Given problem:
Please copy out the rows below with "Circle shape" changed to "Round marker" wherever it appears and every other line left as it stands. Omit the pictures.

Records shown:
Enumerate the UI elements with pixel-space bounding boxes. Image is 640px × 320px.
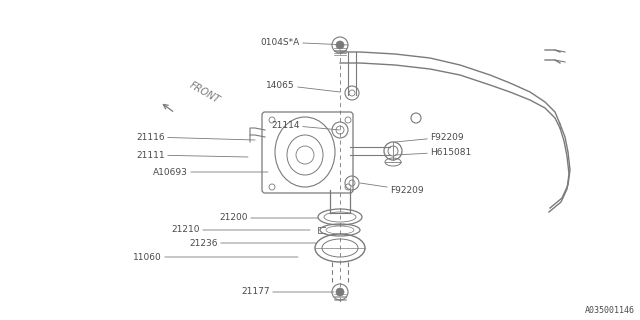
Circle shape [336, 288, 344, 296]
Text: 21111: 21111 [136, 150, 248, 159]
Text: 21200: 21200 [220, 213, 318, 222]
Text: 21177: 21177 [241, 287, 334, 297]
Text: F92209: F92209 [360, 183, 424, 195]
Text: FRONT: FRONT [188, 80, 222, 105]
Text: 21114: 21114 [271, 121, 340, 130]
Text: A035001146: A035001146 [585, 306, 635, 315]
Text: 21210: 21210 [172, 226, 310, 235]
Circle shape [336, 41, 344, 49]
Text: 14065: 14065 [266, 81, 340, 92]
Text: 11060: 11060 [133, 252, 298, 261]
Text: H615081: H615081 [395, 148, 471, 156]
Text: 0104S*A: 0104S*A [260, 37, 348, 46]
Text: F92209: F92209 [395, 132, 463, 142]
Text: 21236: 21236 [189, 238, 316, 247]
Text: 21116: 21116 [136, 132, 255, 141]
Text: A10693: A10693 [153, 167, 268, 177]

Solution for this problem:
Enumerate the UI elements with pixel-space bounding boxes. Image is 640px × 320px.
Round marker [336, 288, 344, 296]
Text: 21111: 21111 [136, 150, 248, 159]
Text: 21200: 21200 [220, 213, 318, 222]
Text: 21177: 21177 [241, 287, 334, 297]
Text: F92209: F92209 [360, 183, 424, 195]
Text: FRONT: FRONT [188, 80, 222, 105]
Text: 21114: 21114 [271, 121, 340, 130]
Text: A035001146: A035001146 [585, 306, 635, 315]
Text: 21210: 21210 [172, 226, 310, 235]
Round marker [336, 41, 344, 49]
Text: 14065: 14065 [266, 81, 340, 92]
Text: 11060: 11060 [133, 252, 298, 261]
Text: H615081: H615081 [395, 148, 471, 156]
Text: 0104S*A: 0104S*A [260, 37, 348, 46]
Text: F92209: F92209 [395, 132, 463, 142]
Text: 21236: 21236 [189, 238, 316, 247]
Text: 21116: 21116 [136, 132, 255, 141]
Text: A10693: A10693 [153, 167, 268, 177]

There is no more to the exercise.